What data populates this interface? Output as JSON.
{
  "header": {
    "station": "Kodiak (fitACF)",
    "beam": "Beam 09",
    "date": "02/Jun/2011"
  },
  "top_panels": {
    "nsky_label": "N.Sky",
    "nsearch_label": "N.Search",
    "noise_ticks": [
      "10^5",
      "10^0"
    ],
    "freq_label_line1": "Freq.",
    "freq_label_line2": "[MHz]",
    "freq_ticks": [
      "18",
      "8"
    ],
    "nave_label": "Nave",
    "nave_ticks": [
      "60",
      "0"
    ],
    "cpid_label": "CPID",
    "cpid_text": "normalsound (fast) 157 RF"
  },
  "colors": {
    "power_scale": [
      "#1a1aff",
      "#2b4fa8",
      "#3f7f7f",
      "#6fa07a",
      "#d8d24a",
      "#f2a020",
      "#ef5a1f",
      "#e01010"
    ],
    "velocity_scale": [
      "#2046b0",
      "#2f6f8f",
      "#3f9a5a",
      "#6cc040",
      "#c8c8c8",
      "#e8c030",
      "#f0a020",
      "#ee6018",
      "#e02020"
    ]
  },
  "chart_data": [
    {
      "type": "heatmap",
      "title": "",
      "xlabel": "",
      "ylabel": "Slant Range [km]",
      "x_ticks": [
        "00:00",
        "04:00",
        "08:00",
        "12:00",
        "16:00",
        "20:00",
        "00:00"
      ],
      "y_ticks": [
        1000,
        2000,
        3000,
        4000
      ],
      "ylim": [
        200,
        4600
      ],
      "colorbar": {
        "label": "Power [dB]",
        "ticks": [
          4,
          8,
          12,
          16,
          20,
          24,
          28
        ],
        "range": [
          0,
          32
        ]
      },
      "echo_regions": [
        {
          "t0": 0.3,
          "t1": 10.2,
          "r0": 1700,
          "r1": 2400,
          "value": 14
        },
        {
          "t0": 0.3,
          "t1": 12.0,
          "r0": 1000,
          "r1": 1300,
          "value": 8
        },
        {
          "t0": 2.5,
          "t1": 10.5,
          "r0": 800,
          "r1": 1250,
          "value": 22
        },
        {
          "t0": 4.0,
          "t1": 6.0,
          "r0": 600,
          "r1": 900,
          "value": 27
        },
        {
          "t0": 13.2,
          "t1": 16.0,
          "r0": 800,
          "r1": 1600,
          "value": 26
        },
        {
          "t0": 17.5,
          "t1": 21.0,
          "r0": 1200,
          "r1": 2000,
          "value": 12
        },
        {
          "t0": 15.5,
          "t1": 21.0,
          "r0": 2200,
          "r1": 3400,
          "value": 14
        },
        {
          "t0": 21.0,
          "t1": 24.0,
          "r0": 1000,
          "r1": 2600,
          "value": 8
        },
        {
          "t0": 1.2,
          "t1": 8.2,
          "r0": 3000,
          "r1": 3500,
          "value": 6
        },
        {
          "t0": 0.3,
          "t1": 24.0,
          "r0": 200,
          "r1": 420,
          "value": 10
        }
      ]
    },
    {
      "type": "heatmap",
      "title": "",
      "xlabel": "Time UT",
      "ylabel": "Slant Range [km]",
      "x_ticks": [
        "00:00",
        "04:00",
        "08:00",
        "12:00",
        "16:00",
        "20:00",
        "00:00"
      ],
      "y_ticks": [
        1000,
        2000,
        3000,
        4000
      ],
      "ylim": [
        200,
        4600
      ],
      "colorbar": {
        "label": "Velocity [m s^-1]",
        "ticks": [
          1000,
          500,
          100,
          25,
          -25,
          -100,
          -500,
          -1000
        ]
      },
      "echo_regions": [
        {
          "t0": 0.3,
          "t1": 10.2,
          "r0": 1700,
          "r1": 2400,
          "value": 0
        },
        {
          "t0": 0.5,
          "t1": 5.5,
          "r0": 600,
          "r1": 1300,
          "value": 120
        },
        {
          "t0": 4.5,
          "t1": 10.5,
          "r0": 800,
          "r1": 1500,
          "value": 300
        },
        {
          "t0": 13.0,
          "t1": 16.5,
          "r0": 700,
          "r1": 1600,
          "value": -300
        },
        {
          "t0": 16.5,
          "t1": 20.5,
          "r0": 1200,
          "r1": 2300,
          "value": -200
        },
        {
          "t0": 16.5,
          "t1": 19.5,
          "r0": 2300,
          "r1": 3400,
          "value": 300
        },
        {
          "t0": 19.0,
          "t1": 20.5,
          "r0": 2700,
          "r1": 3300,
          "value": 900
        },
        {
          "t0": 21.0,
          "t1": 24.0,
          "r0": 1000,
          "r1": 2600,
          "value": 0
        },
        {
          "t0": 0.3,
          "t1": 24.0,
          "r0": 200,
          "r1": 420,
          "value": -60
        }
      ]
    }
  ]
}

==

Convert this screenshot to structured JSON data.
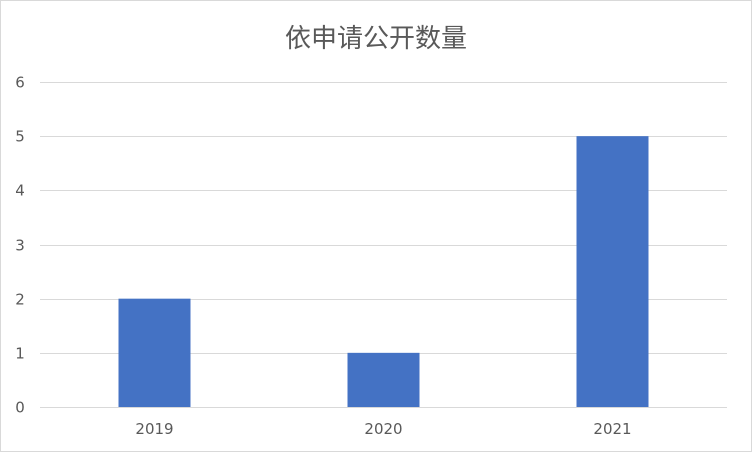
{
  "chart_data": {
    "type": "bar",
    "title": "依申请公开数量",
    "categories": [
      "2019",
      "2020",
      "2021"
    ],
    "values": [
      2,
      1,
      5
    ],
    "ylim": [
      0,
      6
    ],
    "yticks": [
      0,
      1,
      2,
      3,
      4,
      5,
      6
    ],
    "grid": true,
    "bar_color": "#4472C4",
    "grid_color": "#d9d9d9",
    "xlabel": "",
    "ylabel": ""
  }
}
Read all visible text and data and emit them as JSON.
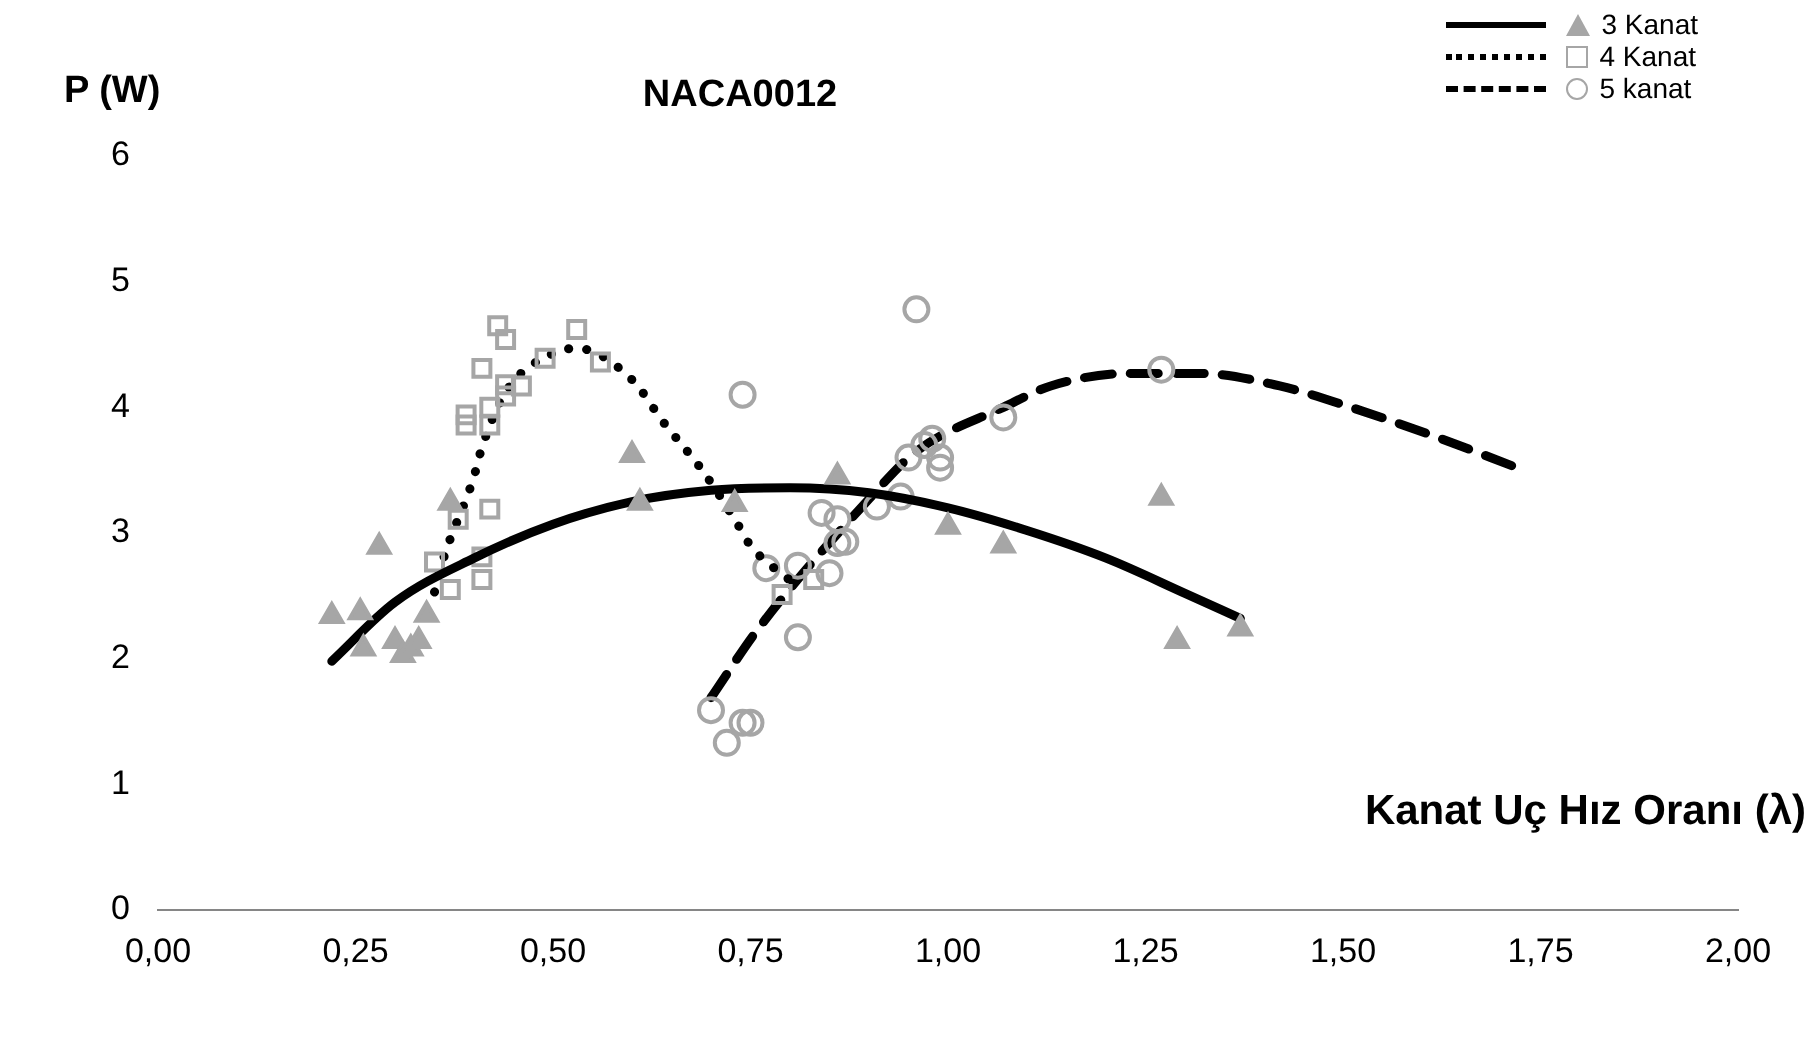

§ **EXERCISE**
Exactly the lines starting at the line containing "Convert this screenshot" and ending at the line containing "Read all visible" should be transcribed, both included; omit the pictures.

§ **EXERCISE RESULT**
Convert this screenshot to structured JSON data.
{
  "chart_data": {
    "type": "bar",
    "title": "依申请公开数量",
    "categories": [
      "2019",
      "2020",
      "2021"
    ],
    "values": [
      2,
      1,
      5
    ],
    "ylim": [
      0,
      6
    ],
    "yticks": [
      0,
      1,
      2,
      3,
      4,
      5,
      6
    ],
    "grid": true,
    "bar_color": "#4472C4",
    "grid_color": "#d9d9d9",
    "xlabel": "",
    "ylabel": ""
  }
}
Read all visible text and data and emit them as JSON.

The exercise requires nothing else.